---------- TASK INPUTS ----------

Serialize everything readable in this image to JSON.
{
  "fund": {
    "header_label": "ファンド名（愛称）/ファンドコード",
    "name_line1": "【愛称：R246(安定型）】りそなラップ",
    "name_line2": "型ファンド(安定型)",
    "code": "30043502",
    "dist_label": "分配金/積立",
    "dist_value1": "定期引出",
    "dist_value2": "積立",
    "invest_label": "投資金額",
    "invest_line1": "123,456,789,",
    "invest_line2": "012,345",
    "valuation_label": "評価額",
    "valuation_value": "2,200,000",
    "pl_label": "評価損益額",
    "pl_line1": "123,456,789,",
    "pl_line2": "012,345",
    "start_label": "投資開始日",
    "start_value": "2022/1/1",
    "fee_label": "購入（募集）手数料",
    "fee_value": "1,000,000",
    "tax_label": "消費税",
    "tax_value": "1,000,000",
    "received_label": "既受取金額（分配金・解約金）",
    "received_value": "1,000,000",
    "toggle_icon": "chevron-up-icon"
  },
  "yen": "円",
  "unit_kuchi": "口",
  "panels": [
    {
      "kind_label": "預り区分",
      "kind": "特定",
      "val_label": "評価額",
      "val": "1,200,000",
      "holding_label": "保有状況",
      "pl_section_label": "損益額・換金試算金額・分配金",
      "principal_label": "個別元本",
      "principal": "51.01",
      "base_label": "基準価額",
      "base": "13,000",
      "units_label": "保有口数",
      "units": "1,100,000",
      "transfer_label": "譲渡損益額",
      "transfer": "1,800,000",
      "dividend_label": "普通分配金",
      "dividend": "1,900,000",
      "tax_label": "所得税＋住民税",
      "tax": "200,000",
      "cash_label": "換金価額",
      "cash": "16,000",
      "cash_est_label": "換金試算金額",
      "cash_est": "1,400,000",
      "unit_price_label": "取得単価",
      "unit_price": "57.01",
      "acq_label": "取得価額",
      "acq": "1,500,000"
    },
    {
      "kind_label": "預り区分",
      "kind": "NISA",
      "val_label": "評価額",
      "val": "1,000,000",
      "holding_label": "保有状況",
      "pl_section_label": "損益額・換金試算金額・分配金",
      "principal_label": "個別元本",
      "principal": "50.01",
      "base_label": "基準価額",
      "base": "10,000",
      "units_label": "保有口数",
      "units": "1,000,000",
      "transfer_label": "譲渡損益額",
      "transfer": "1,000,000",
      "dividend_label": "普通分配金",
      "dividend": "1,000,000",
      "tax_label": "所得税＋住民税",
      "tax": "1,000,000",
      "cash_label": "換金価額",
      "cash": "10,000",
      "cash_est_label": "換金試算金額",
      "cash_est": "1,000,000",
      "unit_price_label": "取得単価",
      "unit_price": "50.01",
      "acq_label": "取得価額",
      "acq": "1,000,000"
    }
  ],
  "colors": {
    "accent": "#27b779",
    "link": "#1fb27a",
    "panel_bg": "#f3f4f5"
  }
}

----------

WHAT YOU ARE ASKED TO DO: Quote each line above in full, word for word.

EXERCISE ANSWER:
Serialize everything readable in this image to JSON.
{
  "fund": {
    "header_label": "ファンド名（愛称）/ファンドコード",
    "name_line1": "【愛称：R246(安定型）】りそなラップ",
    "name_line2": "型ファンド(安定型)",
    "code": "30043502",
    "dist_label": "分配金/積立",
    "dist_value1": "定期引出",
    "dist_value2": "積立",
    "invest_label": "投資金額",
    "invest_line1": "123,456,789,",
    "invest_line2": "012,345",
    "valuation_label": "評価額",
    "valuation_value": "2,200,000",
    "pl_label": "評価損益額",
    "pl_line1": "123,456,789,",
    "pl_line2": "012,345",
    "start_label": "投資開始日",
    "start_value": "2022/1/1",
    "fee_label": "購入（募集）手数料",
    "fee_value": "1,000,000",
    "tax_label": "消費税",
    "tax_value": "1,000,000",
    "received_label": "既受取金額（分配金・解約金）",
    "received_value": "1,000,000",
    "toggle_icon": "chevron-up-icon"
  },
  "yen": "円",
  "unit_kuchi": "口",
  "panels": [
    {
      "kind_label": "預り区分",
      "kind": "特定",
      "val_label": "評価額",
      "val": "1,200,000",
      "holding_label": "保有状況",
      "pl_section_label": "損益額・換金試算金額・分配金",
      "principal_label": "個別元本",
      "principal": "51.01",
      "base_label": "基準価額",
      "base": "13,000",
      "units_label": "保有口数",
      "units": "1,100,000",
      "transfer_label": "譲渡損益額",
      "transfer": "1,800,000",
      "dividend_label": "普通分配金",
      "dividend": "1,900,000",
      "tax_label": "所得税＋住民税",
      "tax": "200,000",
      "cash_label": "換金価額",
      "cash": "16,000",
      "cash_est_label": "換金試算金額",
      "cash_est": "1,400,000",
      "unit_price_label": "取得単価",
      "unit_price": "57.01",
      "acq_label": "取得価額",
      "acq": "1,500,000"
    },
    {
      "kind_label": "預り区分",
      "kind": "NISA",
      "val_label": "評価額",
      "val": "1,000,000",
      "holding_label": "保有状況",
      "pl_section_label": "損益額・換金試算金額・分配金",
      "principal_label": "個別元本",
      "principal": "50.01",
      "base_label": "基準価額",
      "base": "10,000",
      "units_label": "保有口数",
      "units": "1,000,000",
      "transfer_label": "譲渡損益額",
      "transfer": "1,000,000",
      "dividend_label": "普通分配金",
      "dividend": "1,000,000",
      "tax_label": "所得税＋住民税",
      "tax": "1,000,000",
      "cash_label": "換金価額",
      "cash": "10,000",
      "cash_est_label": "換金試算金額",
      "cash_est": "1,000,000",
      "unit_price_label": "取得単価",
      "unit_price": "50.01",
      "acq_label": "取得価額",
      "acq": "1,000,000"
    }
  ],
  "colors": {
    "accent": "#27b779",
    "link": "#1fb27a",
    "panel_bg": "#f3f4f5"
  }
}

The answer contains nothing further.